━━ DOCUMENT EXCERPT ━━

The goal of the tutorial series is to develop a decently featured microblogging application that demonstrating total lack of originality I have decided to call
NOTE: This article was revised in September 2014 to be in sync with current versions of Python and Flask.
Here is an index of all the articles in the series that have been published to date:
- Part I: Hello, World!
- Part II: Templates
- Part III: Web Forms
- Part IV: Database
- Part V: User Logins
- Part VI: Profile Page And Avatars
- Part VII: Unit Testing
- Part VIII: Followers, Contacts And Friends
- Part IX: Pagination
- Part X: Full Text Search
- Part XI: Email Support
- Part XII: Facelift
- Part XIII: Dates and Times
- Part XIV: I18n, L10n
- Part XV: Ajax
- Part XVI: Debugging, Testing and Profiling
- Part XVII: Deployment on Linux (even on the Raspberry Pi!)
- Part XVIII: Deployment on the Heroku Cloud (this article)
In the previous article we explored traditional hosting options. We've looked at two actual examples of deployment to Linux servers, first to a CentOS system and later to the Raspberry Pi credit card sized computer. Those that are not used to administer a Linux system probably thought the amount of effort we had to put into the task was huge, and that surely there must be an easier way.
Today we will try to see if deploying to the cloud is the answer to the complexity problem.
But what does it mean to "deploy to the cloud"?
A cloud hosting provider offers a platform on which an application can run. All the developer needs to provide is the application, because the rest, which includes the hardware, operating system, scripting language interpreters and database, is managed by the service.
Sounds too good to be true, right?
We'll look at deploying to Heroku, one of the most popular cloud hosting services. I picked Heroku not only because it is popular, but also because it has a free service level, so we get to host our application without having to spend any money. If you want to find information about this type of services and what other providers are out there you can consult the Wikipedia page on platform as a service.
Hosting on Heroku
Heroku was one of the first platform as a service providers. It started as a hosting option for Ruby based applications, but then grew to support many other languages like Java, Node.js and our favorite, Python.

━━━
━━ RECORDED INFORMATION ━━

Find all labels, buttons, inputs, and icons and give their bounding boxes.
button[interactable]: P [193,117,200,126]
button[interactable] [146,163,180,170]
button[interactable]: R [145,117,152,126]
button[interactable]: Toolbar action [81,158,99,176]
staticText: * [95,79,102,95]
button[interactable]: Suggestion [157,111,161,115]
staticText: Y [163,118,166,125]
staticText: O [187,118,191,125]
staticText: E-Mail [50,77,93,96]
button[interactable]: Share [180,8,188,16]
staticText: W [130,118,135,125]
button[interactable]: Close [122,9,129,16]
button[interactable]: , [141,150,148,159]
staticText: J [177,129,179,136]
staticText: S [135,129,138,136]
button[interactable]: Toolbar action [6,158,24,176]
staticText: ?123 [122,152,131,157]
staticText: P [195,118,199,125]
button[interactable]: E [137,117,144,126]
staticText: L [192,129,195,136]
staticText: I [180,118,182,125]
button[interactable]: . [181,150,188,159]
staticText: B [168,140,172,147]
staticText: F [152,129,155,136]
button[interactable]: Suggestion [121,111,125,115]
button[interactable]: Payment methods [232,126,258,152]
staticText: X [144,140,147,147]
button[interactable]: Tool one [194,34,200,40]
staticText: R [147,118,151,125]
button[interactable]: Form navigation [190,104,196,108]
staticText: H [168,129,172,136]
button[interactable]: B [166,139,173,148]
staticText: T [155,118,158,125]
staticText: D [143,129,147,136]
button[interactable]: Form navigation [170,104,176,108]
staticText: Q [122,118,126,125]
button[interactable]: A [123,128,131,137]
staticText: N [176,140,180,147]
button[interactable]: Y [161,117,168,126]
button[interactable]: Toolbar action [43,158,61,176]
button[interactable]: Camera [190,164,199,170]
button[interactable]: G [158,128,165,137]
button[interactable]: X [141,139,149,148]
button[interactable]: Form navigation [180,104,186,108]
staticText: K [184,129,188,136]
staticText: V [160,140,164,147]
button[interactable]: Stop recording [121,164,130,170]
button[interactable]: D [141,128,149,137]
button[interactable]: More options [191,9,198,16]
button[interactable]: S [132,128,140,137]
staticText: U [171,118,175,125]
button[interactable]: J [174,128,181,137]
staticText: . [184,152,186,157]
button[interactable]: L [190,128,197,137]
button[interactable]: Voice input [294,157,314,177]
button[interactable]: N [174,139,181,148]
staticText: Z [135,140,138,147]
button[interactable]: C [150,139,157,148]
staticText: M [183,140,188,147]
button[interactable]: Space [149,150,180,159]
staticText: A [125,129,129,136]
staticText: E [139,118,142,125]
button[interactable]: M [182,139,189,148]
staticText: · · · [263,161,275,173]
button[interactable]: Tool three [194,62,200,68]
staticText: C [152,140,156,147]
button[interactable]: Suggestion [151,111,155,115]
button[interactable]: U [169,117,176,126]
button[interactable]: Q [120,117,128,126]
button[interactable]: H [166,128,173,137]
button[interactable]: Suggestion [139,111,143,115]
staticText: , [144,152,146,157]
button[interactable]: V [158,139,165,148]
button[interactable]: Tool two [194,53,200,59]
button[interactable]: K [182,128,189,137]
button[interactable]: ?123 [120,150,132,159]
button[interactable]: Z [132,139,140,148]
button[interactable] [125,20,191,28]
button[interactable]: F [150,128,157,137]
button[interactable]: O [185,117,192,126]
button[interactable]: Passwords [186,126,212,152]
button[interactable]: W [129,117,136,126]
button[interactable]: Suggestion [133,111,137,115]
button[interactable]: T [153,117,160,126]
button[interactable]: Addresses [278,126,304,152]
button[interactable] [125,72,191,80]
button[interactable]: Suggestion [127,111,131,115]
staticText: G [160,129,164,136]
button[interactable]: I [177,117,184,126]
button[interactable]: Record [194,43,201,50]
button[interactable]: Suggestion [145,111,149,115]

━━━

== TASK OBJECTIVE ==
Reproduce the passage of the Flask tutorial that begins at the words "A cloud hosting" and stops after "as a service.". These items have no connection to the Flask tutorial.

== SOLUTION FOR THIS TASK ==
A cloud hosting provider offers a platform on which an application can run. All the developer needs to provide is the application, because the rest, which includes the hardware, operating system, scripting language interpreters and database, is managed by the service.
Sounds too good to be true, right?
We'll look at deploying to Heroku, one of the most popular cloud hosting services. I picked Heroku not only because it is popular, but also because it has a free service level, so we get to host our application without having to spend any money. If you want to find information about this type of services and what other providers are out there you can consult the Wikipedia page on platform as a service.